Agressée dans son appartement, une jeune femme revit cette attaque dans ses cauchemars et finit par ne plus pouvoir distinguer la réalité du rêve…

DREAM LOVER

 

1986 – USA

 

Réalisé par Alan J. Pakula

 

Avec Kristy McNichol, Ben Masters, Paul Shenar, Justin Deas, John McMartin, Gayle Hunnicutt, Joseph Culp

 

THEMA RÊVES

Réalisateur d’œuvres aussi marquantes que Klute, À cause d’un assassinat, Les Hommes du président ou Le Choix de Sophie, Alan J. Pakula s’est bâti une solide réputation auprès des cinéphiles. On peut s’étonner de le voir s’attaquer à Dream Lover, un film à priori plus « mineur », empruntant les voies du thriller parapsychologique à mi-chemin entre le polar et le film d’horreur. Cela dit, explorer le monde des rêves est toujours intéressant pour un cinéaste. D’autant que Pakula, en émule de John Frankenheimer, a montré bien souvent sa maestria dans le traitement de sujets liés à la paranoïa et à la machination. Le scénario de Jon Boorstin — un collaborateur de longue date de Pakula, devenu par la suite un scénariste reconnu pour la télévision — tisse un récit inquiétant autour de Kathy Gardner, une jeune femme incapable de faire la différence entre le rêve et la réalité. Pour incarner ce personnage passablement perturbé, Pakula fait appel à Kristy McNichol, ancienne enfant star adulée dans les années 70 pour son rôle dans Family (qui lui valut deux Emmy Awards). Après avoir prouvé ses capacités à passer à des prestations adultes dans Dressé pour tuer, McNichol s’implique fortement dans Dream Lover qui, malgré une intrigue située à New York, aura principalement été tourné à Londres.

**DONNÉES:**
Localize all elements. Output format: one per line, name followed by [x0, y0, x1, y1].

**TÂCHE COURTE:**
Pouvez-vous recopier intégralement le texte sur le film Dream Lover, sans y changer un seul mot ? Les données n'interviennent en rien ici.

**RÉSULTAT DE LA TÂCHE:**
Agressée dans son appartement, une jeune femme revit cette attaque dans ses cauchemars et finit par ne plus pouvoir distinguer la réalité du rêve…

DREAM LOVER

 

1986 – USA

 

Réalisé par Alan J. Pakula

 

Avec Kristy McNichol, Ben Masters, Paul Shenar, Justin Deas, John McMartin, Gayle Hunnicutt, Joseph Culp

 

THEMA RÊVES

Réalisateur d’œuvres aussi marquantes que Klute, À cause d’un assassinat, Les Hommes du président ou Le Choix de Sophie, Alan J. Pakula s’est bâti une solide réputation auprès des cinéphiles. On peut s’étonner de le voir s’attaquer à Dream Lover, un film à priori plus « mineur », empruntant les voies du thriller parapsychologique à mi-chemin entre le polar et le film d’horreur. Cela dit, explorer le monde des rêves est toujours intéressant pour un cinéaste. D’autant que Pakula, en émule de John Frankenheimer, a montré bien souvent sa maestria dans le traitement de sujets liés à la paranoïa et à la machination. Le scénario de Jon Boorstin — un collaborateur de longue date de Pakula, devenu par la suite un scénariste reconnu pour la télévision — tisse un récit inquiétant autour de Kathy Gardner, une jeune femme incapable de faire la différence entre le rêve et la réalité. Pour incarner ce personnage passablement perturbé, Pakula fait appel à Kristy McNichol, ancienne enfant star adulée dans les années 70 pour son rôle dans Family (qui lui valut deux Emmy Awards). Après avoir prouvé ses capacités à passer à des prestations adultes dans Dressé pour tuer, McNichol s’implique fortement dans Dream Lover qui, malgré une intrigue située à New York, aura principalement été tourné à Londres.